Produce an exact transcription of the listing below, omitting the pictures.

** start Given records **

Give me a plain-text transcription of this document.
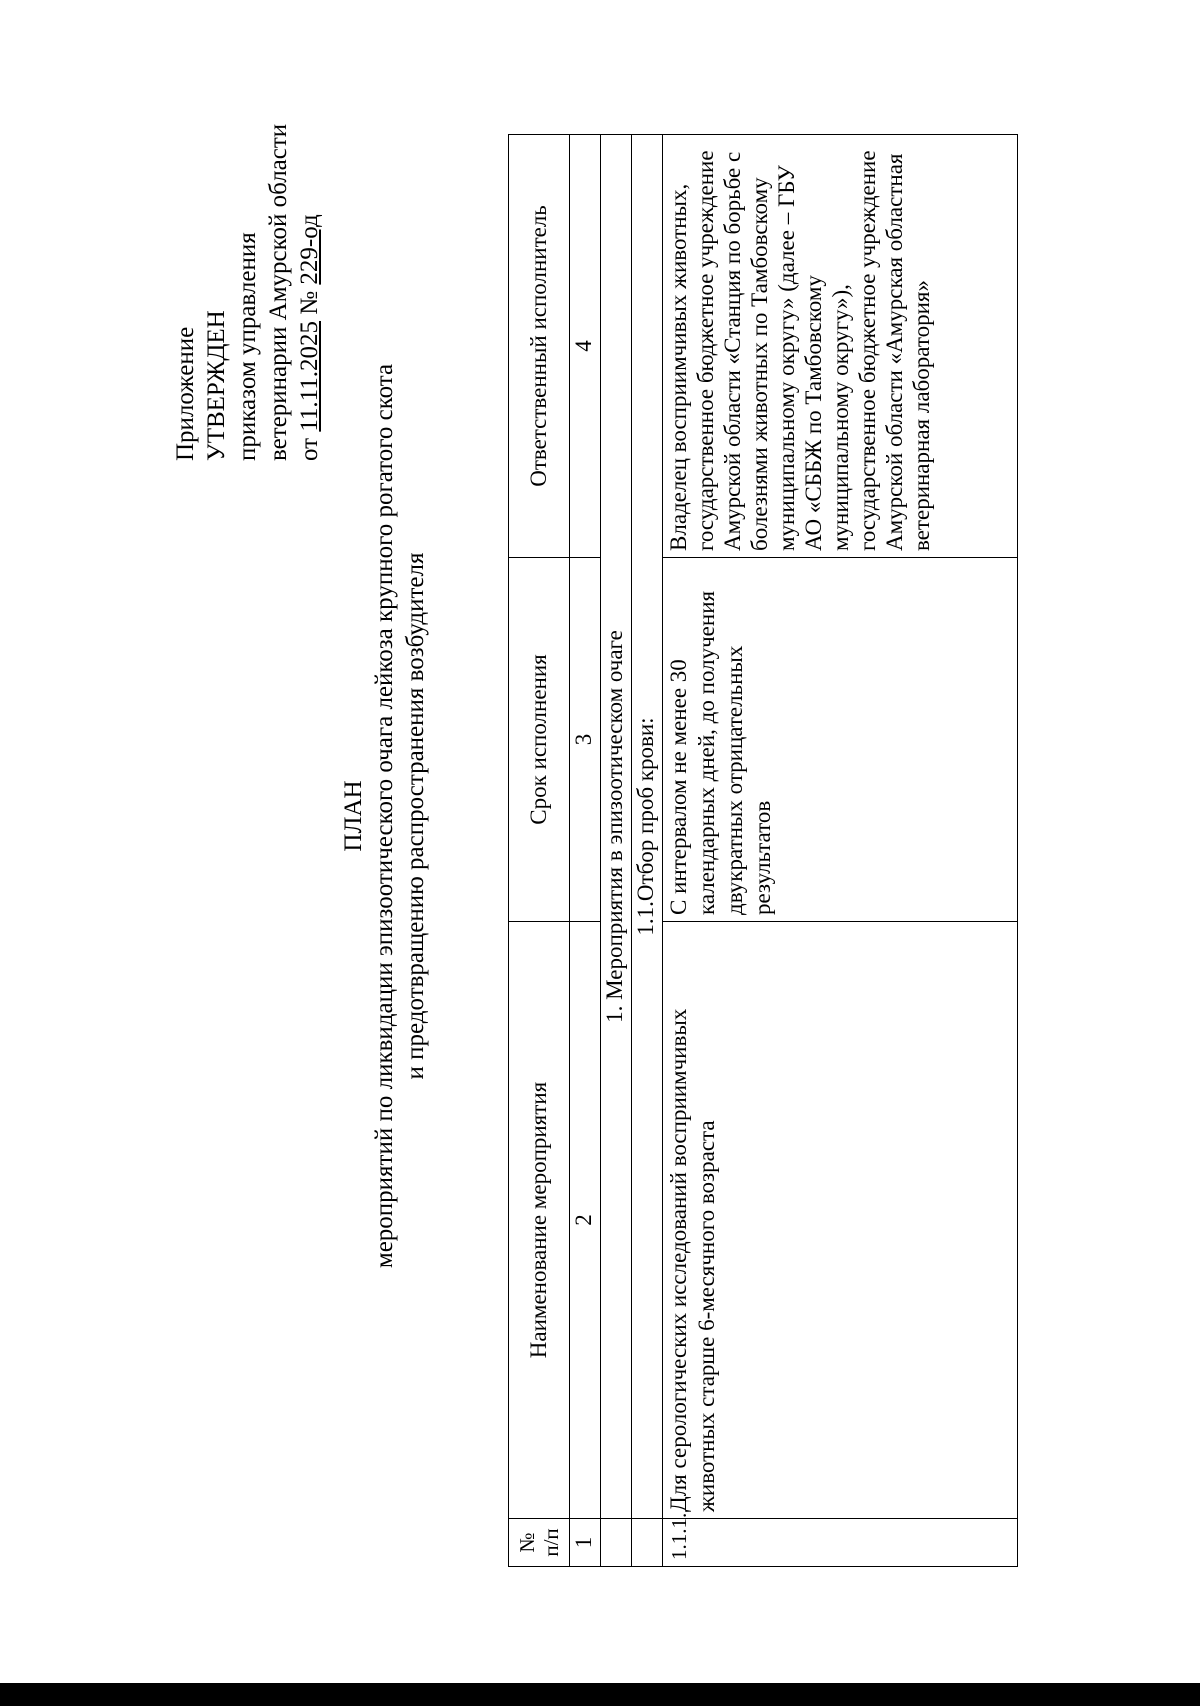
Приложение УТВЕРЖДЕН приказом управления ветеринарии Амурской области от 11.11.2025 № 229-од
ПЛАН мероприятий по ликвидации эпизоотического очага лейкоза крупного рогатого скота и предотвращению распространения возбудителя
№ п/п	Наименование мероприятия	Срок исполнения	Ответственный исполнитель
1	2	3	4
	1. Мероприятия в эпизоотическом очаге		
	1.1.Отбор проб крови:		
1.1.1.	Для серологических исследований восприимчивых животных старше 6-месячного возраста	С интервалом не менее 30 календарных дней, до получения двукратных отрицательных результатов	Владелец восприимчивых животных, государственное бюджетное учреждение Амурской области «Станция по борьбе с болезнями животных по Тамбовскому муниципальному округу» (далее – ГБУ АО «СББЖ по Тамбовскому муниципальному округу»), государственное бюджетное учреждение Амурской области «Амурская областная ветеринарная лаборатория»
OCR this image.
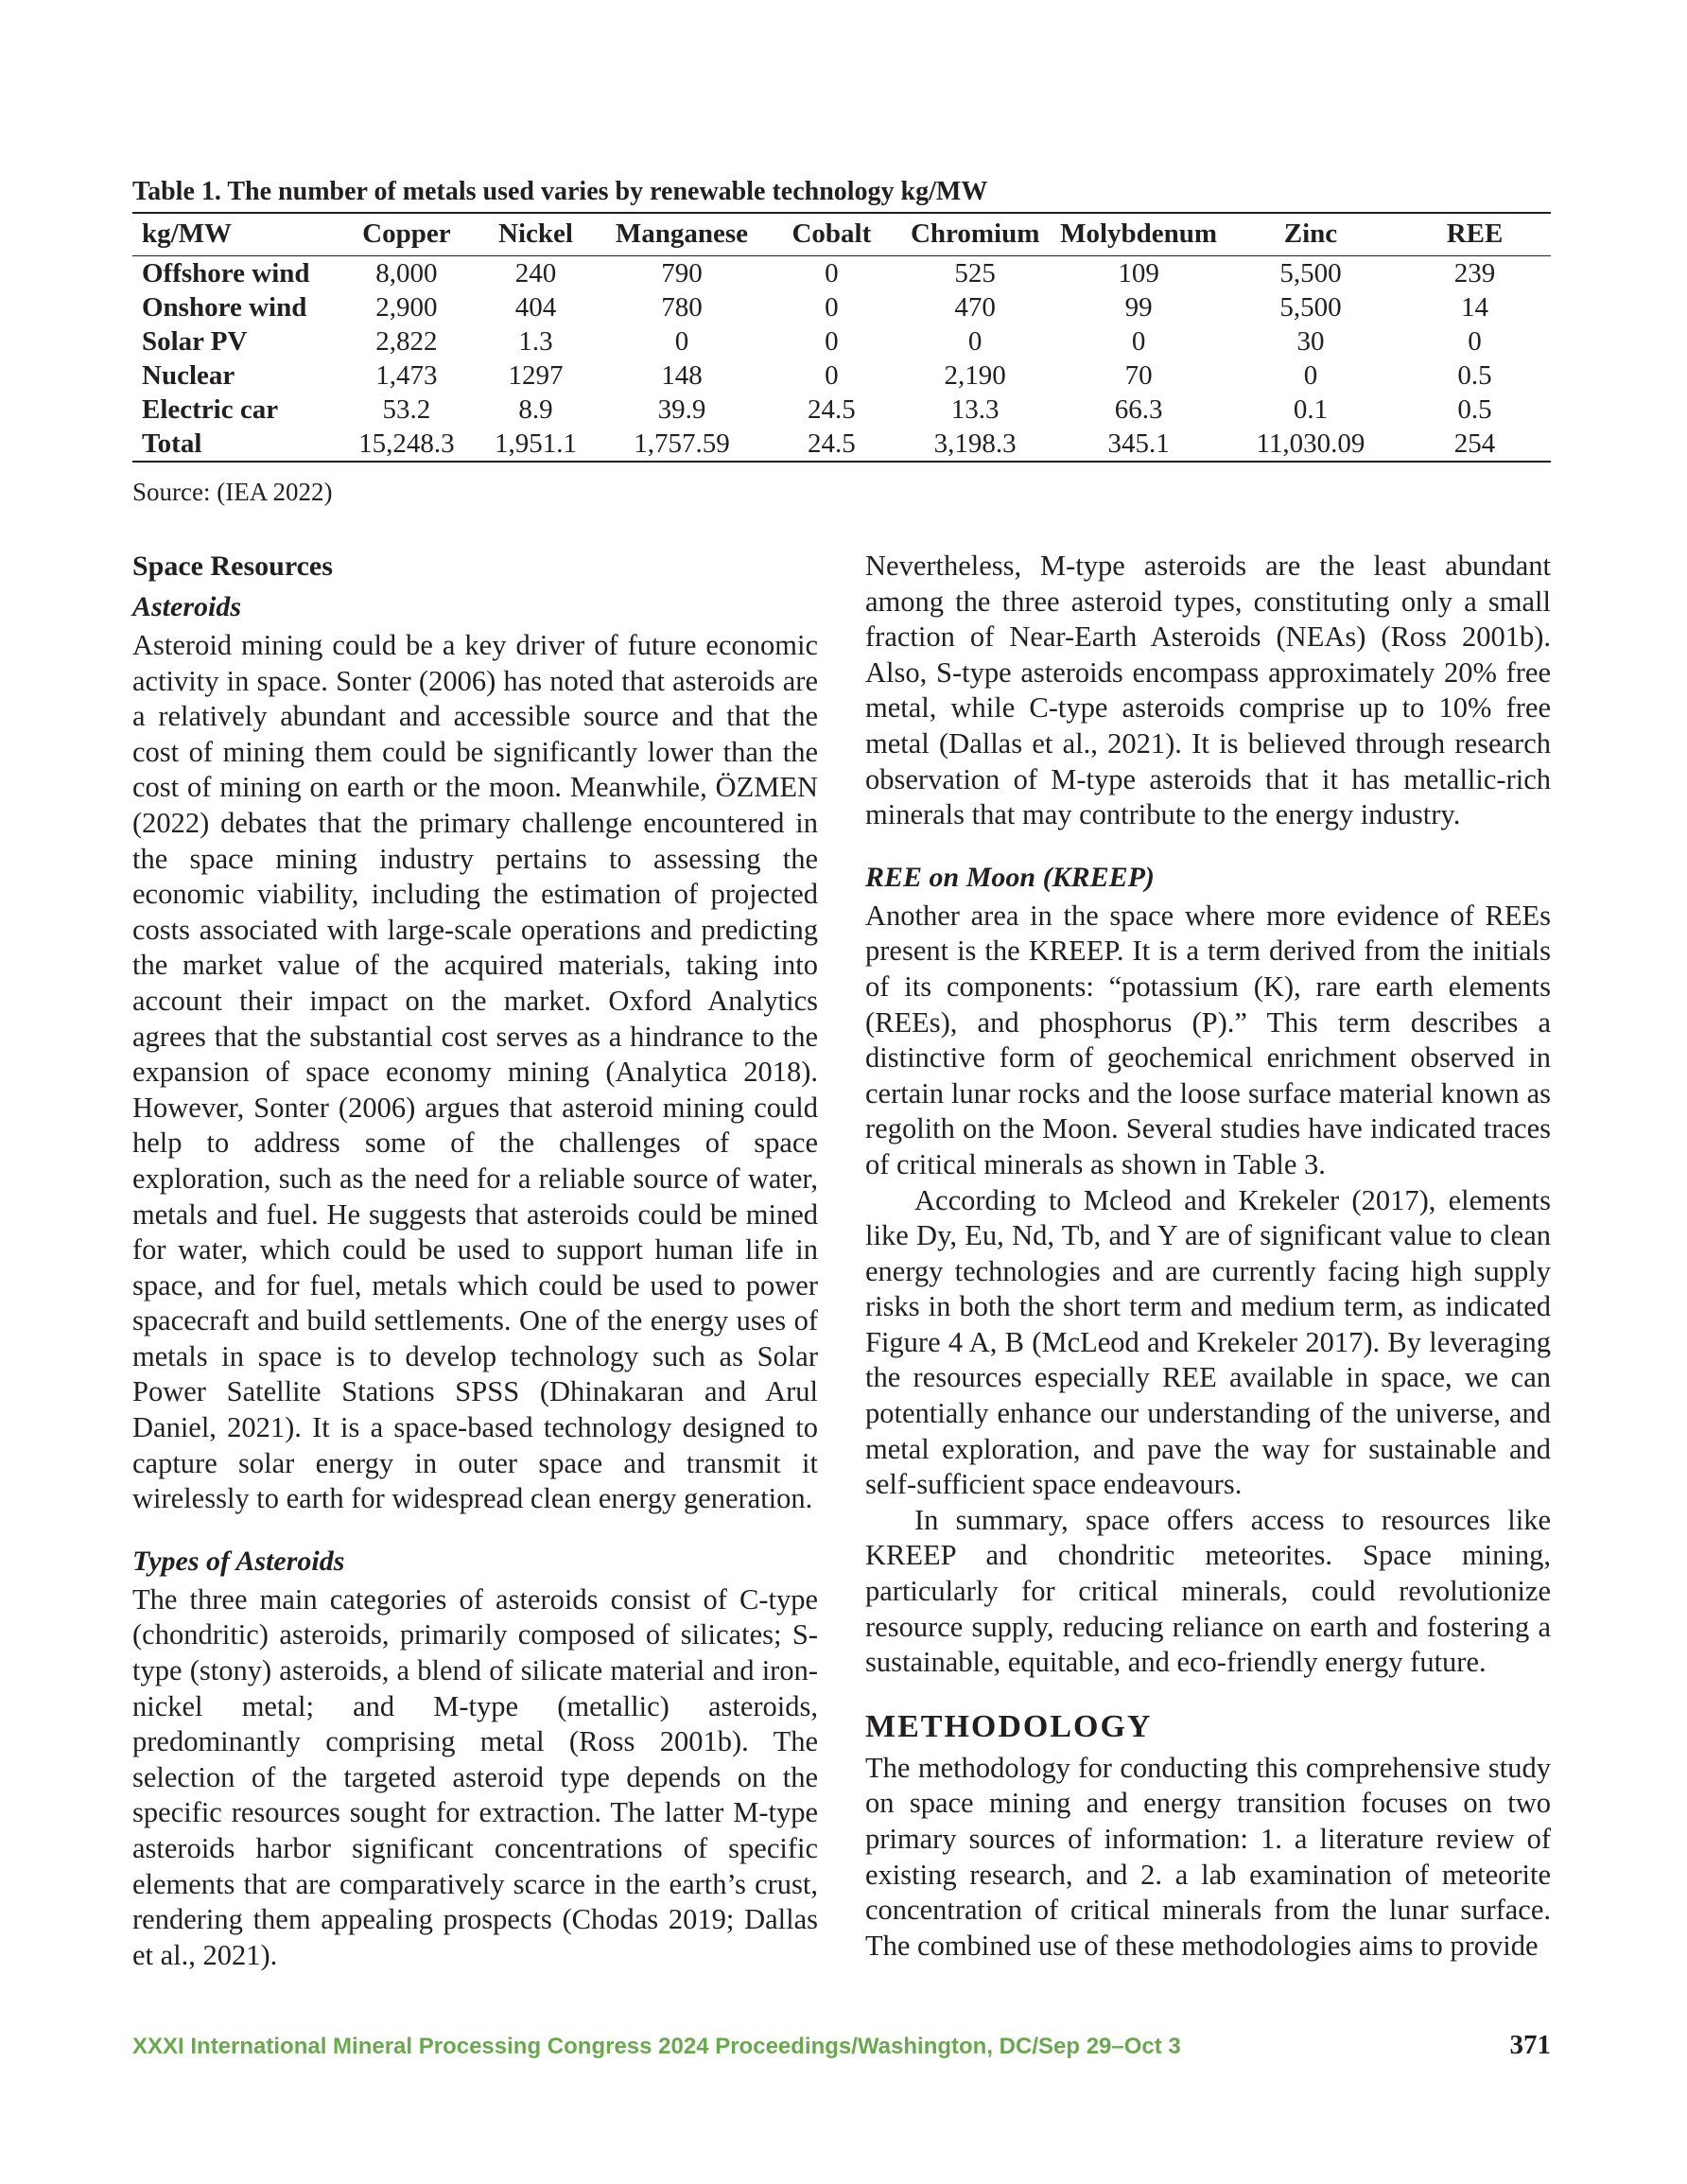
Table 1. The number of metals used varies by renewable technology kg/MW
kg/MW	Copper	Nickel	Manganese	Cobalt	Chromium	Molybdenum	Zinc	REE
Offshore wind	8,000	240	790	0	525	109	5,500	239
Onshore wind	2,900	404	780	0	470	99	5,500	14
Solar PV	2,822	1.3	0	0	0	0	30	0
Nuclear	1,473	1297	148	0	2,190	70	0	0.5
Electric car	53.2	8.9	39.9	24.5	13.3	66.3	0.1	0.5
Total	15,248.3	1,951.1	1,757.59	24.5	3,198.3	345.1	11,030.09	254
Source: (IEA 2022)
Space Resources
Asteroids

Asteroid mining could be a key driver of future economic activity in space. Sonter (2006) has noted that asteroids are a relatively abundant and accessible source and that the cost of mining them could be significantly lower than the cost of mining on earth or the moon. Meanwhile, ÖZMEN (2022) debates that the primary challenge encountered in the space mining industry pertains to assessing the economic viability, including the estimation of projected costs associated with large-scale operations and predicting the market value of the acquired materials, taking into account their impact on the market. Oxford Analytics agrees that the substantial cost serves as a hindrance to the expansion of space economy mining (Analytica 2018). However, Sonter (2006) argues that asteroid mining could help to address some of the challenges of space exploration, such as the need for a reliable source of water, metals and fuel. He suggests that asteroids could be mined for water, which could be used to support human life in space, and for fuel, metals which could be used to power spacecraft and build settlements. One of the energy uses of metals in space is to develop technology such as Solar Power Satellite Stations SPSS (Dhinakaran and Arul Daniel, 2021). It is a space-based technology designed to capture solar energy in outer space and transmit it wirelessly to earth for widespread clean energy generation.

Types of Asteroids

The three main categories of asteroids consist of C-type (chondritic) asteroids, primarily composed of silicates; S-type (stony) asteroids, a blend of silicate material and iron-nickel metal; and M-type (metallic) asteroids, predominantly comprising metal (Ross 2001b). The selection of the targeted asteroid type depends on the specific resources sought for extraction. The latter M-type asteroids harbor significant concentrations of specific elements that are comparatively scarce in the earth’s crust, rendering them appealing prospects (Chodas 2019; Dallas et al., 2021).

Nevertheless, M-type asteroids are the least abundant among the three asteroid types, constituting only a small fraction of Near-Earth Asteroids (NEAs) (Ross 2001b). Also, S-type asteroids encompass approximately 20% free metal, while C-type asteroids comprise up to 10% free metal (Dallas et al., 2021). It is believed through research observation of M-type asteroids that it has metallic-rich minerals that may contribute to the energy industry.

REE on Moon (KREEP)

Another area in the space where more evidence of REEs present is the KREEP. It is a term derived from the initials of its components: “potassium (K), rare earth elements (REEs), and phosphorus (P).” This term describes a distinctive form of geochemical enrichment observed in certain lunar rocks and the loose surface material known as regolith on the Moon. Several studies have indicated traces of critical minerals as shown in Table 3.

According to Mcleod and Krekeler (2017), elements like Dy, Eu, Nd, Tb, and Y are of significant value to clean energy technologies and are currently facing high supply risks in both the short term and medium term, as indicated Figure 4 A, B (McLeod and Krekeler 2017). By leveraging the resources especially REE available in space, we can potentially enhance our understanding of the universe, and metal exploration, and pave the way for sustainable and self-sufficient space endeavours.

In summary, space offers access to resources like KREEP and chondritic meteorites. Space mining, particularly for critical minerals, could revolutionize resource supply, reducing reliance on earth and fostering a sustainable, equitable, and eco-friendly energy future.

METHODOLOGY

The methodology for conducting this comprehensive study on space mining and energy transition focuses on two primary sources of information: 1. a literature review of existing research, and 2. a lab examination of meteorite concentration of critical minerals from the lunar surface. The combined use of these methodologies aims to provide

XXXI International Mineral Processing Congress 2024 Proceedings/Washington, DC/Sep 29–Oct 3	371
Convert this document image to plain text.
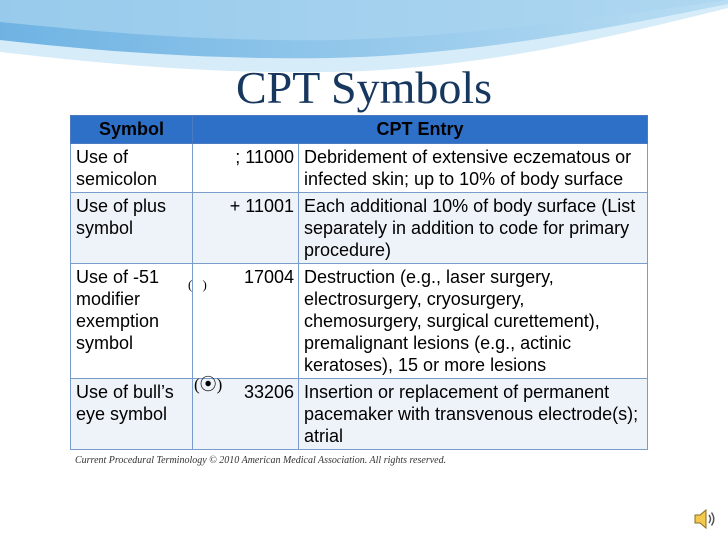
CPT Symbols
Symbol	CPT Entry	
Use of semicolon	; 11000	Debridement of extensive eczematous or infected skin; up to 10% of body surface
Use of plus symbol	+ 11001	Each additional 10% of body surface (List separately in addition to code for primary procedure)
Use of -51 modifier exemption symbol	17004	Destruction (e.g., laser surgery, electrosurgery, cryosurgery, chemosurgery, surgical curettement), premalignant lesions (e.g., actinic keratoses), 15 or more lesions
Use of bull’s eye symbol	33206	Insertion or replacement of permanent pacemaker with transvenous electrode(s); atrial
(⃠)
(⦿)
Current Procedural Terminology © 2010 American Medical Association. All rights reserved.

** end Given records **

**Correct response**.
Give me a plain-text transcription of this document.
Приложение УТВЕРЖДЕН приказом управления ветеринарии Амурской области от 11.11.2025 № 229-од
ПЛАН мероприятий по ликвидации эпизоотического очага лейкоза крупного рогатого скота и предотвращению распространения возбудителя
№ п/п	Наименование мероприятия	Срок исполнения	Ответственный исполнитель
1	2	3	4
	1. Мероприятия в эпизоотическом очаге		
	1.1.Отбор проб крови:		
1.1.1.	Для серологических исследований восприимчивых животных старше 6-месячного возраста	С интервалом не менее 30 календарных дней, до получения двукратных отрицательных результатов	Владелец восприимчивых животных, государственное бюджетное учреждение Амурской области «Станция по борьбе с болезнями животных по Тамбовскому муниципальному округу» (далее – ГБУ АО «СББЖ по Тамбовскому муниципальному округу»), государственное бюджетное учреждение Амурской области «Амурская областная ветеринарная лаборатория»
OCR this image.
Table 1. The number of metals used varies by renewable technology kg/MW
kg/MW	Copper	Nickel	Manganese	Cobalt	Chromium	Molybdenum	Zinc	REE
Offshore wind	8,000	240	790	0	525	109	5,500	239
Onshore wind	2,900	404	780	0	470	99	5,500	14
Solar PV	2,822	1.3	0	0	0	0	30	0
Nuclear	1,473	1297	148	0	2,190	70	0	0.5
Electric car	53.2	8.9	39.9	24.5	13.3	66.3	0.1	0.5
Total	15,248.3	1,951.1	1,757.59	24.5	3,198.3	345.1	11,030.09	254
Source: (IEA 2022)
Space Resources
Asteroids

Asteroid mining could be a key driver of future economic activity in space. Sonter (2006) has noted that asteroids are a relatively abundant and accessible source and that the cost of mining them could be significantly lower than the cost of mining on earth or the moon. Meanwhile, ÖZMEN (2022) debates that the primary challenge encountered in the space mining industry pertains to assessing the economic viability, including the estimation of projected costs associated with large-scale operations and predicting the market value of the acquired materials, taking into account their impact on the market. Oxford Analytics agrees that the substantial cost serves as a hindrance to the expansion of space economy mining (Analytica 2018). However, Sonter (2006) argues that asteroid mining could help to address some of the challenges of space exploration, such as the need for a reliable source of water, metals and fuel. He suggests that asteroids could be mined for water, which could be used to support human life in space, and for fuel, metals which could be used to power spacecraft and build settlements. One of the energy uses of metals in space is to develop technology such as Solar Power Satellite Stations SPSS (Dhinakaran and Arul Daniel, 2021). It is a space-based technology designed to capture solar energy in outer space and transmit it wirelessly to earth for widespread clean energy generation.

Types of Asteroids

The three main categories of asteroids consist of C-type (chondritic) asteroids, primarily composed of silicates; S-type (stony) asteroids, a blend of silicate material and iron-nickel metal; and M-type (metallic) asteroids, predominantly comprising metal (Ross 2001b). The selection of the targeted asteroid type depends on the specific resources sought for extraction. The latter M-type asteroids harbor significant concentrations of specific elements that are comparatively scarce in the earth’s crust, rendering them appealing prospects (Chodas 2019; Dallas et al., 2021).

Nevertheless, M-type asteroids are the least abundant among the three asteroid types, constituting only a small fraction of Near-Earth Asteroids (NEAs) (Ross 2001b). Also, S-type asteroids encompass approximately 20% free metal, while C-type asteroids comprise up to 10% free metal (Dallas et al., 2021). It is believed through research observation of M-type asteroids that it has metallic-rich minerals that may contribute to the energy industry.

REE on Moon (KREEP)

Another area in the space where more evidence of REEs present is the KREEP. It is a term derived from the initials of its components: “potassium (K), rare earth elements (REEs), and phosphorus (P).” This term describes a distinctive form of geochemical enrichment observed in certain lunar rocks and the loose surface material known as regolith on the Moon. Several studies have indicated traces of critical minerals as shown in Table 3.

According to Mcleod and Krekeler (2017), elements like Dy, Eu, Nd, Tb, and Y are of significant value to clean energy technologies and are currently facing high supply risks in both the short term and medium term, as indicated Figure 4 A, B (McLeod and Krekeler 2017). By leveraging the resources especially REE available in space, we can potentially enhance our understanding of the universe, and metal exploration, and pave the way for sustainable and self-sufficient space endeavours.

In summary, space offers access to resources like KREEP and chondritic meteorites. Space mining, particularly for critical minerals, could revolutionize resource supply, reducing reliance on earth and fostering a sustainable, equitable, and eco-friendly energy future.

METHODOLOGY

The methodology for conducting this comprehensive study on space mining and energy transition focuses on two primary sources of information: 1. a literature review of existing research, and 2. a lab examination of meteorite concentration of critical minerals from the lunar surface. The combined use of these methodologies aims to provide

XXXI International Mineral Processing Congress 2024 Proceedings/Washington, DC/Sep 29–Oct 3	371
Convert this document image to plain text.
CPT Symbols
Symbol	CPT Entry	
Use of semicolon	; 11000	Debridement of extensive eczematous or infected skin; up to 10% of body surface
Use of plus symbol	+ 11001	Each additional 10% of body surface (List separately in addition to code for primary procedure)
Use of -51 modifier exemption symbol	17004	Destruction (e.g., laser surgery, electrosurgery, cryosurgery, chemosurgery, surgical curettement), premalignant lesions (e.g., actinic keratoses), 15 or more lesions
Use of bull’s eye symbol	33206	Insertion or replacement of permanent pacemaker with transvenous electrode(s); atrial
(⃠)
(⦿)
Current Procedural Terminology © 2010 American Medical Association. All rights reserved.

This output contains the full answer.